'''

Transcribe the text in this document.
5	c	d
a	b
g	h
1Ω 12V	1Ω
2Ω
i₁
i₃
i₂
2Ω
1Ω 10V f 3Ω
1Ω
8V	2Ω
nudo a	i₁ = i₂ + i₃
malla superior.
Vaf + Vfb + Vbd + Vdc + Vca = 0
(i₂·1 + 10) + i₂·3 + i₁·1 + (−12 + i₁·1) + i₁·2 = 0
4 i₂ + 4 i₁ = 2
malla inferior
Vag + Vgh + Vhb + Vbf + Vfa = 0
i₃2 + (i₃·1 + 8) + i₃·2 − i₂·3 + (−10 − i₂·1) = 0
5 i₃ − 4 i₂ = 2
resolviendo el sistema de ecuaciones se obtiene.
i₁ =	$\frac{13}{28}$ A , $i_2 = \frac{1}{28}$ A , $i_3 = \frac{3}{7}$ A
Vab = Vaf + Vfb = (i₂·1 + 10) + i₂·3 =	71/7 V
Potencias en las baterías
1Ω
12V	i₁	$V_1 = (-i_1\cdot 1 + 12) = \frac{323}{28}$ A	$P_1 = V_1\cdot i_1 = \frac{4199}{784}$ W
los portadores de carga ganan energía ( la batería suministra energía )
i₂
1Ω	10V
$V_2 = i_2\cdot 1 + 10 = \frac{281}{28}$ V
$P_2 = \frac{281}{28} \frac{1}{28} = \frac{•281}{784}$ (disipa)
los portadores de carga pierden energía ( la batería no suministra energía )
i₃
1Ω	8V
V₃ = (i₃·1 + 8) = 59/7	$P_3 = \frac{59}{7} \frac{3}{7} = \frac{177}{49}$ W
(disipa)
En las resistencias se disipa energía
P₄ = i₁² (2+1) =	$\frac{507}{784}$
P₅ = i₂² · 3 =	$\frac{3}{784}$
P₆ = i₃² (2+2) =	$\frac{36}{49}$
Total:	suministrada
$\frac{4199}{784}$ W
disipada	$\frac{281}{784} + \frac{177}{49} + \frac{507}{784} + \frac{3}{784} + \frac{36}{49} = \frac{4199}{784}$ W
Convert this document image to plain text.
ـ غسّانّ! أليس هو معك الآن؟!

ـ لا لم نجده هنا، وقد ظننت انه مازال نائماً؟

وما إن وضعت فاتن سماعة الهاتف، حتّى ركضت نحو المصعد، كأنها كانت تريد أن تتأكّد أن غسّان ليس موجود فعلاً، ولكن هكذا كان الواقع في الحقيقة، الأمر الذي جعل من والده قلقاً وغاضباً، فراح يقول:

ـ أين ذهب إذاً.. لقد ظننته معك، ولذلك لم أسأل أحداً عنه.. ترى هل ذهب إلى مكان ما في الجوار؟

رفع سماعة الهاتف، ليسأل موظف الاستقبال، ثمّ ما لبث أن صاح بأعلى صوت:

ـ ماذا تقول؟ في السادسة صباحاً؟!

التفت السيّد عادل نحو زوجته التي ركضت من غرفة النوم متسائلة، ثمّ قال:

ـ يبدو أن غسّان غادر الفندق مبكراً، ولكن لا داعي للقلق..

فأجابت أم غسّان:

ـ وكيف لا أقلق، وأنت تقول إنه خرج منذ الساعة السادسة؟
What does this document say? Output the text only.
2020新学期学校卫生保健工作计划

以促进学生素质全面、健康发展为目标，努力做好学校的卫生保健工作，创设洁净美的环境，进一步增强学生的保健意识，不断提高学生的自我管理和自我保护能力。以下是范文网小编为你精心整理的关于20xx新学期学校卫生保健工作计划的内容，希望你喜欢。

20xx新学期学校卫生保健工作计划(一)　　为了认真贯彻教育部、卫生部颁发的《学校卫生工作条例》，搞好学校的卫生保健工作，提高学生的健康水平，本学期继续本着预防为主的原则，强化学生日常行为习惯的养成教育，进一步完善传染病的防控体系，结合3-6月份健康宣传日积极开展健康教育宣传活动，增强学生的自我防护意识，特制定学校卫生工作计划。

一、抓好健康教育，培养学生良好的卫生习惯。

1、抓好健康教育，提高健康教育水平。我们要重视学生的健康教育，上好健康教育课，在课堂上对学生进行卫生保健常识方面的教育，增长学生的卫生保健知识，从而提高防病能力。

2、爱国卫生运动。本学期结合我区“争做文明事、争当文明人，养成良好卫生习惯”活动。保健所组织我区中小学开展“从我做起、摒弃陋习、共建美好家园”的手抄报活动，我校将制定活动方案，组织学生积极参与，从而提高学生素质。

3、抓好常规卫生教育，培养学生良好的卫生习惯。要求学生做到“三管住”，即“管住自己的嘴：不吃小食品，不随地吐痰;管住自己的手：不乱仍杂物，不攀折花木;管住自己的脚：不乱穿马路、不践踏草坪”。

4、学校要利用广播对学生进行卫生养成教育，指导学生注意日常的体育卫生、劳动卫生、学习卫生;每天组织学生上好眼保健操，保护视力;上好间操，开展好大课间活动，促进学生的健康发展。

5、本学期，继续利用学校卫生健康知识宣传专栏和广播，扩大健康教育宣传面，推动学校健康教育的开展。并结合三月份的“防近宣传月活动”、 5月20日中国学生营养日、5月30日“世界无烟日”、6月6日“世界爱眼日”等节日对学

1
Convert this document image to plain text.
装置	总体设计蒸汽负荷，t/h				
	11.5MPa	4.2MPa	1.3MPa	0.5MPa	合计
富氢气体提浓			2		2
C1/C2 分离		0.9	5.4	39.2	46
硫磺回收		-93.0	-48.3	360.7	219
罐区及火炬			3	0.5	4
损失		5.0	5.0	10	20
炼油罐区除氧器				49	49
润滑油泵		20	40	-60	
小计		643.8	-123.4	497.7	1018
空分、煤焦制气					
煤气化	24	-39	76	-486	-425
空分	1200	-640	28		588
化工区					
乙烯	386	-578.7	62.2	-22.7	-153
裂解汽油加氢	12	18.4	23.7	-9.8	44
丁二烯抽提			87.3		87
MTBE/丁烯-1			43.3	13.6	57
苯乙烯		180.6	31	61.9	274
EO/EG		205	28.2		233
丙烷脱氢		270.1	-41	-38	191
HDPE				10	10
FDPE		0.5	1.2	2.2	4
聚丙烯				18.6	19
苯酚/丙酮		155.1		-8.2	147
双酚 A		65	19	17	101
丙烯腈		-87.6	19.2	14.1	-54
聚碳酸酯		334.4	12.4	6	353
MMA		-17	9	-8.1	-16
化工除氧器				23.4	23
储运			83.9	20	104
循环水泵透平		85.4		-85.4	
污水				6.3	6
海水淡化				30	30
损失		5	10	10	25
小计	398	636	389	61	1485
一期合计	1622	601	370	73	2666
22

'''

■ Set problem
Print the material verbatim, all of it.

■ The answer
Transcribe the text in this document.
5	c	d
a	b
g	h
1Ω 12V	1Ω
2Ω
i₁
i₃
i₂
2Ω
1Ω 10V f 3Ω
1Ω
8V	2Ω
nudo a	i₁ = i₂ + i₃
malla superior.
Vaf + Vfb + Vbd + Vdc + Vca = 0
(i₂·1 + 10) + i₂·3 + i₁·1 + (−12 + i₁·1) + i₁·2 = 0
4 i₂ + 4 i₁ = 2
malla inferior
Vag + Vgh + Vhb + Vbf + Vfa = 0
i₃2 + (i₃·1 + 8) + i₃·2 − i₂·3 + (−10 − i₂·1) = 0
5 i₃ − 4 i₂ = 2
resolviendo el sistema de ecuaciones se obtiene.
i₁ =	$\frac{13}{28}$ A , $i_2 = \frac{1}{28}$ A , $i_3 = \frac{3}{7}$ A
Vab = Vaf + Vfb = (i₂·1 + 10) + i₂·3 =	71/7 V
Potencias en las baterías
1Ω
12V	i₁	$V_1 = (-i_1\cdot 1 + 12) = \frac{323}{28}$ A	$P_1 = V_1\cdot i_1 = \frac{4199}{784}$ W
los portadores de carga ganan energía ( la batería suministra energía )
i₂
1Ω	10V
$V_2 = i_2\cdot 1 + 10 = \frac{281}{28}$ V
$P_2 = \frac{281}{28} \frac{1}{28} = \frac{•281}{784}$ (disipa)
los portadores de carga pierden energía ( la batería no suministra energía )
i₃
1Ω	8V
V₃ = (i₃·1 + 8) = 59/7	$P_3 = \frac{59}{7} \frac{3}{7} = \frac{177}{49}$ W
(disipa)
En las resistencias se disipa energía
P₄ = i₁² (2+1) =	$\frac{507}{784}$
P₅ = i₂² · 3 =	$\frac{3}{784}$
P₆ = i₃² (2+2) =	$\frac{36}{49}$
Total:	suministrada
$\frac{4199}{784}$ W
disipada	$\frac{281}{784} + \frac{177}{49} + \frac{507}{784} + \frac{3}{784} + \frac{36}{49} = \frac{4199}{784}$ W
Convert this document image to plain text.
ـ غسّانّ! أليس هو معك الآن؟!

ـ لا لم نجده هنا، وقد ظننت انه مازال نائماً؟

وما إن وضعت فاتن سماعة الهاتف، حتّى ركضت نحو المصعد، كأنها كانت تريد أن تتأكّد أن غسّان ليس موجود فعلاً، ولكن هكذا كان الواقع في الحقيقة، الأمر الذي جعل من والده قلقاً وغاضباً، فراح يقول:

ـ أين ذهب إذاً.. لقد ظننته معك، ولذلك لم أسأل أحداً عنه.. ترى هل ذهب إلى مكان ما في الجوار؟

رفع سماعة الهاتف، ليسأل موظف الاستقبال، ثمّ ما لبث أن صاح بأعلى صوت:

ـ ماذا تقول؟ في السادسة صباحاً؟!

التفت السيّد عادل نحو زوجته التي ركضت من غرفة النوم متسائلة، ثمّ قال:

ـ يبدو أن غسّان غادر الفندق مبكراً، ولكن لا داعي للقلق..

فأجابت أم غسّان:

ـ وكيف لا أقلق، وأنت تقول إنه خرج منذ الساعة السادسة؟
What does this document say? Output the text only.
2020新学期学校卫生保健工作计划

以促进学生素质全面、健康发展为目标，努力做好学校的卫生保健工作，创设洁净美的环境，进一步增强学生的保健意识，不断提高学生的自我管理和自我保护能力。以下是范文网小编为你精心整理的关于20xx新学期学校卫生保健工作计划的内容，希望你喜欢。

20xx新学期学校卫生保健工作计划(一)　　为了认真贯彻教育部、卫生部颁发的《学校卫生工作条例》，搞好学校的卫生保健工作，提高学生的健康水平，本学期继续本着预防为主的原则，强化学生日常行为习惯的养成教育，进一步完善传染病的防控体系，结合3-6月份健康宣传日积极开展健康教育宣传活动，增强学生的自我防护意识，特制定学校卫生工作计划。

一、抓好健康教育，培养学生良好的卫生习惯。

1、抓好健康教育，提高健康教育水平。我们要重视学生的健康教育，上好健康教育课，在课堂上对学生进行卫生保健常识方面的教育，增长学生的卫生保健知识，从而提高防病能力。

2、爱国卫生运动。本学期结合我区“争做文明事、争当文明人，养成良好卫生习惯”活动。保健所组织我区中小学开展“从我做起、摒弃陋习、共建美好家园”的手抄报活动，我校将制定活动方案，组织学生积极参与，从而提高学生素质。

3、抓好常规卫生教育，培养学生良好的卫生习惯。要求学生做到“三管住”，即“管住自己的嘴：不吃小食品，不随地吐痰;管住自己的手：不乱仍杂物，不攀折花木;管住自己的脚：不乱穿马路、不践踏草坪”。

4、学校要利用广播对学生进行卫生养成教育，指导学生注意日常的体育卫生、劳动卫生、学习卫生;每天组织学生上好眼保健操，保护视力;上好间操，开展好大课间活动，促进学生的健康发展。

5、本学期，继续利用学校卫生健康知识宣传专栏和广播，扩大健康教育宣传面，推动学校健康教育的开展。并结合三月份的“防近宣传月活动”、 5月20日中国学生营养日、5月30日“世界无烟日”、6月6日“世界爱眼日”等节日对学

1
Convert this document image to plain text.
装置	总体设计蒸汽负荷，t/h				
	11.5MPa	4.2MPa	1.3MPa	0.5MPa	合计
富氢气体提浓			2		2
C1/C2 分离		0.9	5.4	39.2	46
硫磺回收		-93.0	-48.3	360.7	219
罐区及火炬			3	0.5	4
损失		5.0	5.0	10	20
炼油罐区除氧器				49	49
润滑油泵		20	40	-60	
小计		643.8	-123.4	497.7	1018
空分、煤焦制气					
煤气化	24	-39	76	-486	-425
空分	1200	-640	28		588
化工区					
乙烯	386	-578.7	62.2	-22.7	-153
裂解汽油加氢	12	18.4	23.7	-9.8	44
丁二烯抽提			87.3		87
MTBE/丁烯-1			43.3	13.6	57
苯乙烯		180.6	31	61.9	274
EO/EG		205	28.2		233
丙烷脱氢		270.1	-41	-38	191
HDPE				10	10
FDPE		0.5	1.2	2.2	4
聚丙烯				18.6	19
苯酚/丙酮		155.1		-8.2	147
双酚 A		65	19	17	101
丙烯腈		-87.6	19.2	14.1	-54
聚碳酸酯		334.4	12.4	6	353
MMA		-17	9	-8.1	-16
化工除氧器				23.4	23
储运			83.9	20	104
循环水泵透平		85.4		-85.4	
污水				6.3	6
海水淡化				30	30
损失		5	10	10	25
小计	398	636	389	61	1485
一期合计	1622	601	370	73	2666
22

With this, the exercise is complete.